# [Stored items from a collection]
+++

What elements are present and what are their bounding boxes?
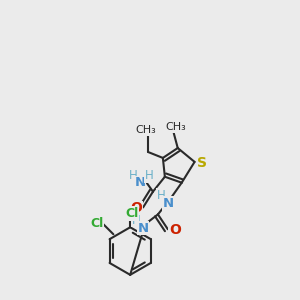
Text: CH₃: CH₃	[165, 122, 186, 132]
Text: O: O	[130, 202, 142, 215]
Text: Cl: Cl	[125, 207, 139, 220]
Text: Cl: Cl	[90, 217, 104, 230]
Text: CH₃: CH₃	[136, 125, 156, 135]
Text: N: N	[137, 222, 148, 235]
Text: H: H	[132, 214, 140, 227]
Text: H: H	[145, 169, 153, 182]
Text: O: O	[169, 223, 181, 237]
Text: H: H	[157, 189, 165, 202]
Text: H: H	[129, 169, 137, 182]
Text: S: S	[196, 156, 206, 170]
Text: N: N	[134, 176, 146, 189]
Text: N: N	[162, 197, 173, 210]
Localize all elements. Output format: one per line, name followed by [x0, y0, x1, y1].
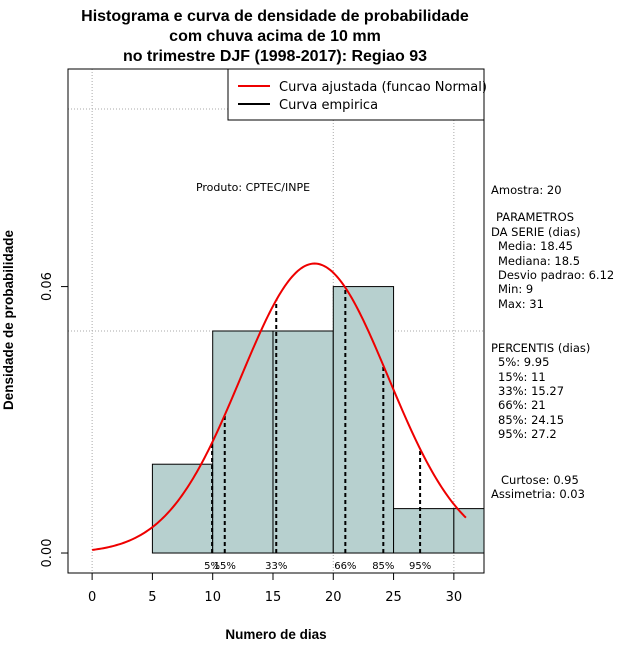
legend-box [227, 68, 485, 121]
stat-mediana: Mediana: 18.5 [498, 254, 580, 268]
histogram-bar [151, 463, 214, 554]
percentile-lines: 5%15% 33% 66% 85% 95% [204, 287, 431, 572]
stat-assimetria: Assimetria: 0.03 [491, 487, 585, 501]
chart-title-line-2: com chuva acima de 10 mm [169, 28, 381, 45]
normal-fit-curve [91, 262, 467, 551]
x-tick-label: 15 [265, 590, 282, 605]
stat-curtose: Curtose: 0.95 [501, 473, 579, 487]
stat-p5: 5%: 9.95 [498, 355, 549, 369]
stat-percentis-title: PERCENTIS (dias) [491, 341, 590, 355]
stat-min: Min: 9 [498, 282, 533, 296]
stat-parametros-title: PARAMETROS [496, 210, 574, 224]
stat-p85: 85%: 24.15 [498, 413, 564, 427]
stat-p15: 15%: 11 [498, 370, 546, 384]
histogram-bar [272, 330, 334, 554]
x-tick-label: 25 [385, 590, 402, 605]
y-axis: 0.00 0.06 [40, 272, 69, 568]
percentile-label: 15% [214, 561, 236, 572]
stat-desvio: Desvio padrao: 6.12 [498, 268, 614, 282]
y-tick-label: 0.06 [40, 272, 55, 301]
stats-panel: Amostra: 20 PARAMETROS DA SERIE (dias) M… [491, 183, 614, 501]
legend-label-empirical: Curva empirica [279, 98, 378, 113]
percentile-label: 33% [265, 561, 287, 572]
product-annotation: Produto: CPTEC/INPE [196, 181, 310, 194]
legend: Curva ajustada (funcao Normal) Curva emp… [227, 68, 487, 121]
stat-max: Max: 31 [498, 297, 544, 311]
x-axis: 0 5 10 15 20 25 30 [88, 572, 463, 605]
x-tick-label: 30 [446, 590, 463, 605]
percentile-label: 95% [409, 561, 431, 572]
histogram-bar [332, 286, 395, 554]
stat-p66: 66%: 21 [498, 398, 546, 412]
x-axis-label: Numero de dias [225, 627, 326, 642]
histogram-bar [212, 330, 274, 554]
histogram-bars [151, 286, 485, 554]
chart-title-line-3: no trimestre DJF (1998-2017): Regiao 93 [123, 48, 427, 65]
chart-title-line-1: Histograma e curva de densidade de proba… [81, 8, 469, 25]
x-tick-label: 0 [88, 590, 96, 605]
percentile-label: 66% [334, 561, 356, 572]
percentile-label: 5% [204, 561, 220, 572]
x-tick-label: 10 [204, 590, 221, 605]
y-tick-label: 0.00 [40, 539, 55, 568]
x-tick-label: 20 [325, 590, 342, 605]
histogram-bar [393, 508, 455, 554]
stat-amostra: Amostra: 20 [491, 183, 562, 197]
x-tick-label: 5 [148, 590, 156, 605]
stat-media: Media: 18.45 [498, 239, 573, 253]
stat-da-serie: DA SERIE (dias) [491, 225, 581, 239]
percentile-label: 85% [372, 561, 394, 572]
y-axis-label: Densidade de probabilidade [1, 229, 16, 410]
stat-p33: 33%: 15.27 [498, 384, 564, 398]
histogram-bar [453, 508, 485, 554]
stat-p95: 95%: 27.2 [498, 427, 557, 441]
legend-label-normal: Curva ajustada (funcao Normal) [279, 80, 487, 95]
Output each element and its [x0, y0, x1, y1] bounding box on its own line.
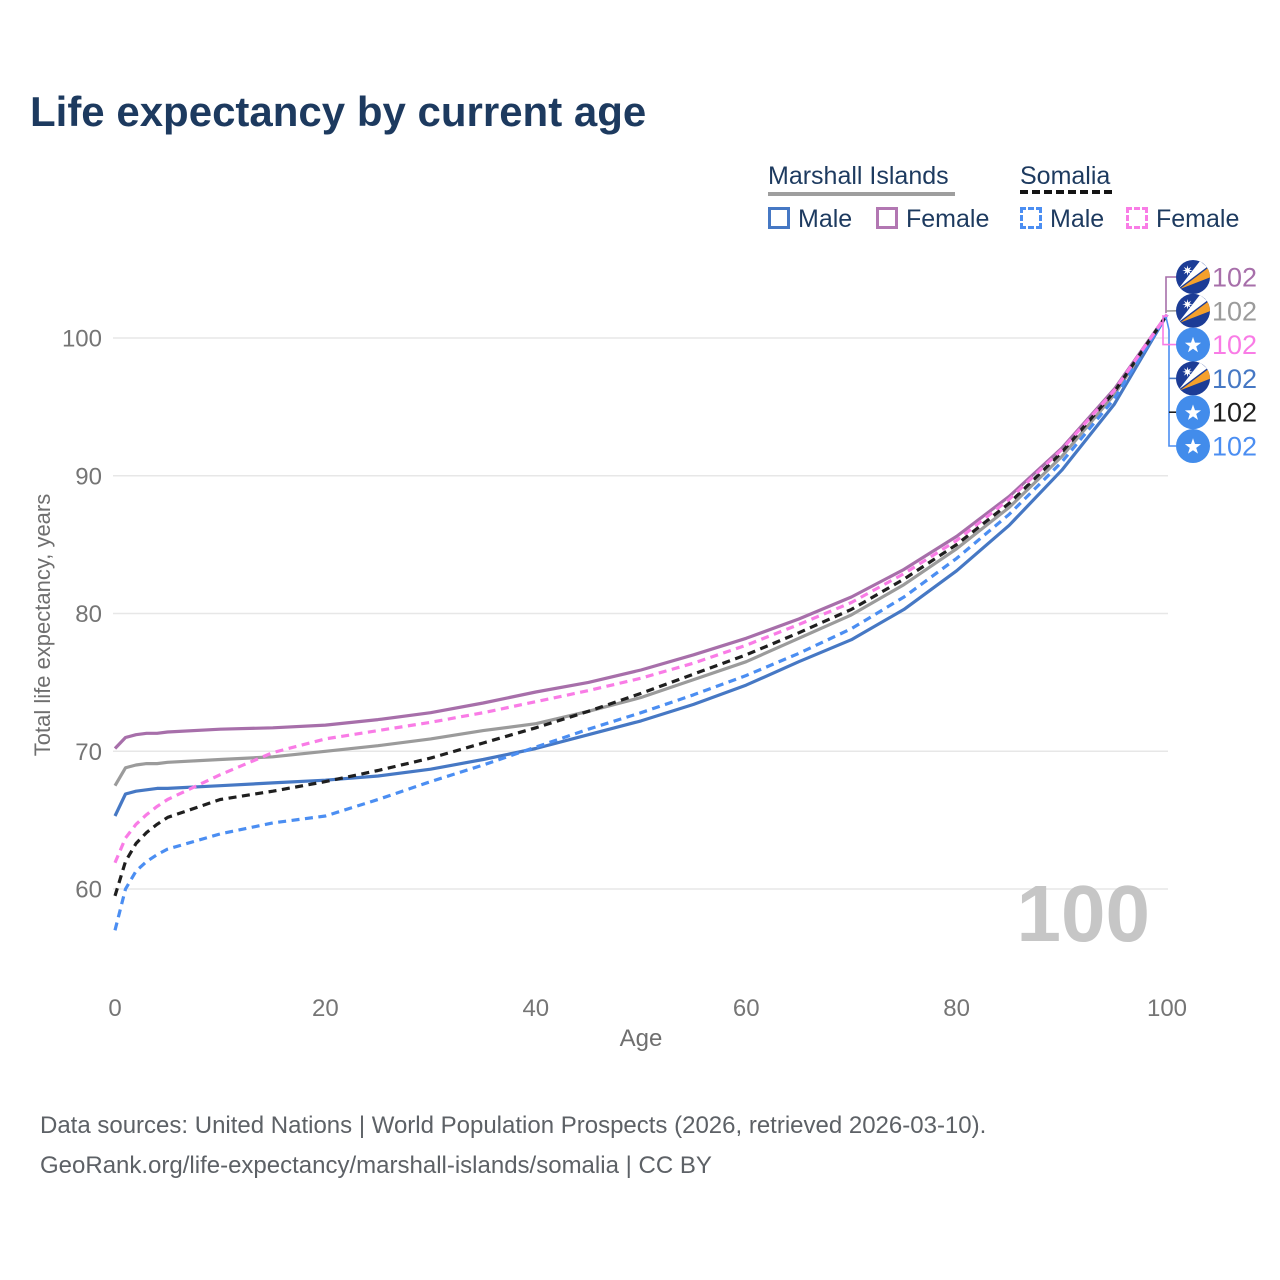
y-axis-title: Total life expectancy, years — [30, 494, 55, 757]
x-tick-20: 20 — [312, 995, 339, 1022]
gridlines — [113, 337, 1168, 890]
curve-marshall-islands-female — [113, 313, 1169, 750]
end-value-label: 102 — [1212, 296, 1257, 326]
marshall-islands-flag-icon — [1176, 361, 1210, 396]
footer-data-sources: Data sources: United Nations | World Pop… — [40, 1112, 987, 1139]
x-tick-100: 100 — [1147, 995, 1187, 1022]
curve-somalia-both — [113, 313, 1169, 897]
somalia-flag-icon — [1176, 395, 1210, 430]
x-tick-0: 0 — [108, 995, 121, 1022]
x-tick-40: 40 — [522, 995, 549, 1022]
end-value-label: 102 — [1212, 364, 1257, 394]
marshall-islands-flag-icon — [1176, 293, 1210, 328]
legend-label-marshall-female[interactable]: Female — [906, 205, 990, 233]
legend-country-marshall-islands[interactable]: Marshall Islands — [768, 162, 949, 190]
end-value-label: 102 — [1212, 263, 1257, 293]
legend-underline-marshall-islands — [768, 192, 955, 196]
x-axis-tick-labels: 0 20 40 60 80 100 — [108, 995, 1187, 1022]
end-value-label: 102 — [1212, 398, 1257, 428]
y-tick-70: 70 — [75, 739, 102, 766]
marshall-islands-flag-icon — [1176, 260, 1210, 294]
footer: Data sources: United Nations | World Pop… — [40, 1106, 986, 1186]
legend-swatch-marshall-female-icon[interactable] — [876, 207, 898, 229]
legend-label-somalia-male[interactable]: Male — [1050, 205, 1105, 233]
curve-somalia-male — [113, 313, 1169, 931]
x-axis-title: Age — [620, 1025, 663, 1052]
somalia-flag-icon — [1176, 429, 1210, 463]
leader-line — [1162, 315, 1176, 346]
leader-line — [1165, 276, 1176, 313]
x-tick-80: 80 — [943, 995, 970, 1022]
end-value-label: 102 — [1212, 432, 1257, 462]
legend-swatch-somalia-male-icon[interactable] — [1020, 207, 1042, 229]
legend-label-marshall-male[interactable]: Male — [798, 205, 853, 233]
line-chart: 100 60 70 80 90 100 0 20 40 60 80 100 Total life … — [30, 260, 1257, 1052]
page-title: Life expectancy by current age — [30, 88, 647, 135]
curve-marshall-islands-male — [113, 313, 1169, 817]
legend-country-somalia[interactable]: Somalia — [1020, 162, 1111, 190]
y-tick-100: 100 — [62, 326, 102, 353]
y-tick-60: 60 — [75, 877, 102, 904]
y-tick-90: 90 — [75, 463, 102, 490]
y-axis-tick-labels: 60 70 80 90 100 — [62, 326, 102, 904]
legend-swatch-marshall-male-icon[interactable] — [768, 207, 790, 229]
end-value-label: 102 — [1212, 330, 1257, 360]
footer-attribution: GeoRank.org/life-expectancy/marshall-isl… — [40, 1152, 712, 1179]
legend-label-somalia-female[interactable]: Female — [1156, 205, 1240, 233]
somalia-flag-icon — [1176, 327, 1210, 362]
curve-somalia-female — [113, 313, 1169, 864]
legend-swatch-somalia-female-icon[interactable] — [1126, 207, 1148, 229]
legend-underline-somalia — [1020, 190, 1112, 194]
series-curves — [113, 313, 1169, 931]
y-tick-80: 80 — [75, 601, 102, 628]
curve-marshall-islands-both — [113, 313, 1169, 787]
watermark-age-counter: 100 — [1017, 869, 1150, 958]
leader-line — [1165, 316, 1176, 447]
x-tick-60: 60 — [733, 995, 760, 1022]
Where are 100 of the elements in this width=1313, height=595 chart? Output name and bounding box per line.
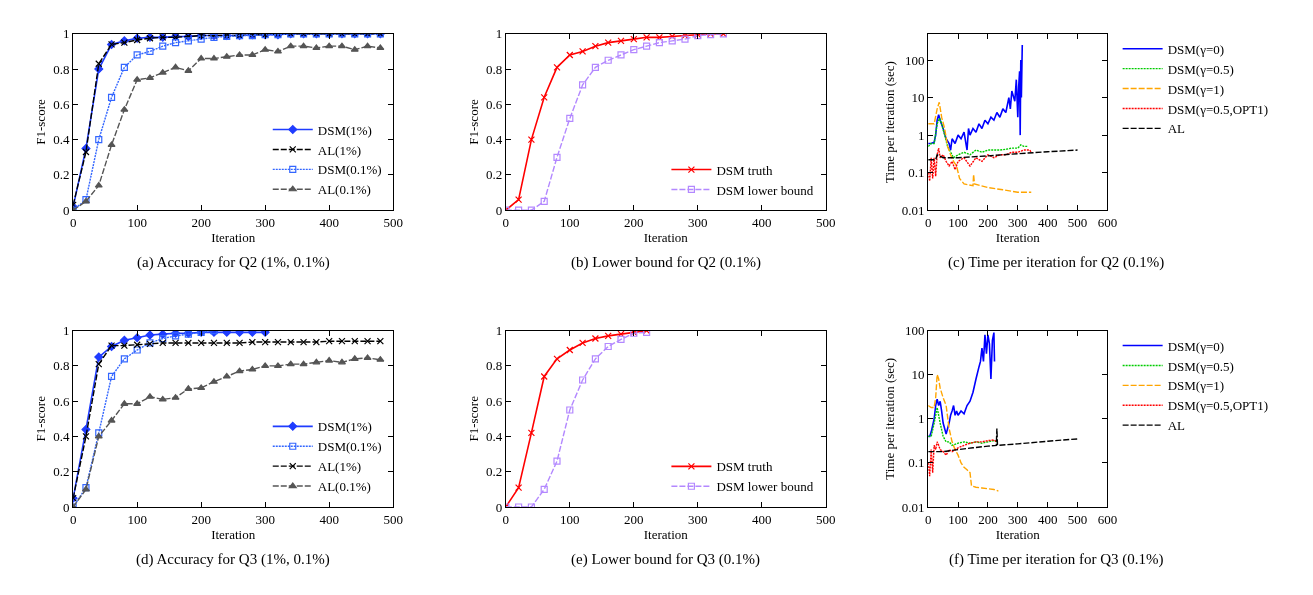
legend-label: AL (1167, 121, 1186, 137)
y-tick-label: 0.4 (485, 132, 503, 148)
y-tick-label: 100 (905, 52, 925, 68)
text: (e) Lower bound for Q3 (0.1%) (571, 551, 761, 568)
x-tick-label: 200 (978, 214, 998, 230)
x-tick-label: 400 (1037, 511, 1058, 527)
y-tick-label: 10 (911, 90, 925, 106)
x-tick-label: 400 (319, 214, 339, 230)
legend-label: DSM(γ=0) (1167, 41, 1225, 57)
x-tick-label: 300 (255, 511, 275, 527)
x-tick-label: 600 (1097, 214, 1118, 230)
y-tick-label: 0.01 (901, 499, 925, 515)
x-tick-label: 200 (191, 511, 211, 527)
y-axis-title: F1-score (33, 395, 49, 442)
y-tick-label: 0.8 (53, 61, 70, 77)
y-tick-label: 0.6 (485, 96, 503, 112)
text: (b) Lower bound for Q2 (0.1%) (571, 254, 761, 271)
x-tick-label: 200 (624, 511, 644, 527)
legend-label: DSM truth (716, 162, 773, 178)
y-tick-label: 1 (63, 26, 70, 42)
y-tick-label: 1 (495, 26, 503, 42)
y-tick-label: 1 (918, 411, 925, 427)
y-tick-label: 0.8 (53, 358, 70, 374)
legend-label: AL(0.1%) (317, 479, 371, 495)
legend-label: DSM truth (716, 459, 773, 475)
y-tick-label: 1 (63, 323, 70, 339)
x-tick-label: 400 (319, 511, 339, 527)
x-axis-title: Iteration (995, 526, 1041, 542)
y-tick-label: 0 (495, 202, 503, 218)
y-axis-title: Time per iteration (sec) (881, 357, 897, 480)
legend-label: DSM(γ=1) (1167, 81, 1225, 97)
y-tick-label: 0.6 (53, 393, 71, 409)
legend-label: DSM(γ=0) (1167, 338, 1225, 354)
x-tick-label: 300 (1008, 214, 1028, 230)
y-tick-label: 0 (495, 499, 503, 515)
x-tick-label: 500 (1067, 511, 1088, 527)
x-tick-label: 600 (1097, 511, 1118, 527)
legend-label: DSM(0.1%) (317, 162, 382, 178)
x-tick-label: 200 (624, 214, 644, 230)
x-tick-label: 100 (948, 214, 968, 230)
legend-label: AL(0.1%) (317, 182, 371, 198)
y-tick-label: 0.2 (485, 167, 503, 183)
legend-label: DSM(γ=0.5) (1167, 358, 1234, 374)
y-tick-label: 0.01 (901, 202, 925, 218)
x-tick-label: 100 (560, 214, 580, 230)
y-axis-title: F1-score (33, 99, 49, 145)
y-tick-label: 0.1 (908, 165, 925, 181)
y-tick-label: 0.4 (53, 132, 71, 148)
x-tick-label: 300 (255, 214, 275, 230)
x-tick-label: 100 (127, 511, 147, 527)
x-axis-title: Iteration (211, 229, 256, 245)
x-tick-label: 200 (191, 214, 211, 230)
y-tick-label: 0.6 (53, 96, 71, 112)
y-tick-label: 0.1 (908, 455, 925, 471)
legend-label: DSM(γ=0.5,OPT1) (1167, 398, 1269, 414)
y-axis-title: F1-score (465, 99, 481, 145)
legend-label: DSM(0.1%) (317, 439, 382, 455)
y-axis-title: F1-score (465, 395, 481, 442)
legend-label: DSM(γ=0.5) (1167, 61, 1234, 77)
legend-label: DSM(γ=1) (1167, 378, 1225, 394)
legend-label: DSM(1%) (317, 122, 372, 138)
x-tick-label: 300 (688, 511, 708, 527)
legend-label: DSM lower bound (716, 182, 814, 198)
y-tick-label: 0 (63, 499, 70, 515)
x-tick-label: 100 (560, 511, 580, 527)
y-tick-label: 1 (495, 323, 503, 339)
x-tick-label: 300 (1008, 511, 1028, 527)
x-tick-label: 100 (948, 511, 968, 527)
x-axis-title: Iteration (211, 526, 256, 542)
x-tick-label: 500 (383, 214, 403, 230)
y-tick-label: 0.8 (485, 358, 503, 374)
legend-label: AL (1167, 418, 1186, 434)
x-tick-label: 400 (752, 214, 772, 230)
x-tick-label: 200 (978, 511, 998, 527)
y-tick-label: 0.2 (53, 464, 70, 480)
y-tick-label: 1 (918, 127, 925, 143)
x-axis-title: Iteration (643, 526, 689, 542)
x-tick-label: 400 (752, 511, 772, 527)
text: (d) Accuracy for Q3 (1%, 0.1%) (136, 551, 330, 568)
legend-label: AL(1%) (317, 142, 362, 158)
legend-label: DSM(1%) (317, 419, 372, 435)
x-tick-label: 500 (816, 214, 836, 230)
x-axis-title: Iteration (643, 229, 689, 245)
y-tick-label: 0.8 (485, 61, 503, 77)
y-axis-title: Time per iteration (sec) (881, 61, 897, 183)
text: (f) Time per iteration for Q3 (0.1%) (949, 551, 1164, 568)
x-tick-label: 500 (816, 511, 836, 527)
x-tick-label: 400 (1037, 214, 1058, 230)
y-tick-label: 100 (905, 323, 925, 339)
x-tick-label: 500 (383, 511, 403, 527)
y-tick-label: 0.2 (485, 464, 503, 480)
y-tick-label: 0.2 (53, 167, 70, 183)
y-tick-label: 0.4 (485, 428, 503, 444)
y-tick-label: 0 (63, 202, 70, 218)
x-axis-title: Iteration (995, 229, 1041, 245)
y-tick-label: 10 (911, 367, 925, 383)
x-tick-label: 100 (127, 214, 147, 230)
legend-label: AL(1%) (317, 459, 362, 475)
text: (c) Time per iteration for Q2 (0.1%) (948, 254, 1165, 271)
x-tick-label: 500 (1067, 214, 1088, 230)
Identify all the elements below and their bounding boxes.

+++

# [Task prompt]
Please update the data from the line containing "legend-box [227, 68, 485, 121]" through the line containing "legend: Curva ajustada", inclusive, by changing "histogram-bar" to "hist-bar", and return only those lines with nothing else altered.

# [Solution]
legend-box [227, 68, 485, 121]
stat-mediana: Mediana: 18.5 [498, 254, 580, 268]
hist-bar [151, 463, 214, 554]
percentile-lines: 5%15% 33% 66% 85% 95% [204, 287, 431, 572]
stat-assimetria: Assimetria: 0.03 [491, 487, 585, 501]
chart-title-line-2: com chuva acima de 10 mm [169, 28, 381, 45]
normal-fit-curve [91, 262, 467, 551]
x-tick-label: 15 [265, 590, 282, 605]
stat-curtose: Curtose: 0.95 [501, 473, 579, 487]
stat-p5: 5%: 9.95 [498, 355, 549, 369]
stat-percentis-title: PERCENTIS (dias) [491, 341, 590, 355]
stat-min: Min: 9 [498, 282, 533, 296]
stat-parametros-title: PARAMETROS [496, 210, 574, 224]
stat-p85: 85%: 24.15 [498, 413, 564, 427]
stat-p15: 15%: 11 [498, 370, 546, 384]
hist-bar [272, 330, 334, 554]
x-tick-label: 25 [385, 590, 402, 605]
y-axis: 0.00 0.06 [40, 272, 69, 568]
percentile-label: 15% [214, 561, 236, 572]
stat-desvio: Desvio padrao: 6.12 [498, 268, 614, 282]
y-tick-label: 0.06 [40, 272, 55, 301]
stats-panel: Amostra: 20 PARAMETROS DA SERIE (dias) M… [491, 183, 614, 501]
legend-label-empirical: Curva empirica [279, 98, 378, 113]
percentile-label: 33% [265, 561, 287, 572]
product-annotation: Produto: CPTEC/INPE [196, 181, 310, 194]
legend: Curva ajustada (funcao Normal) Curva emp… [227, 68, 487, 121]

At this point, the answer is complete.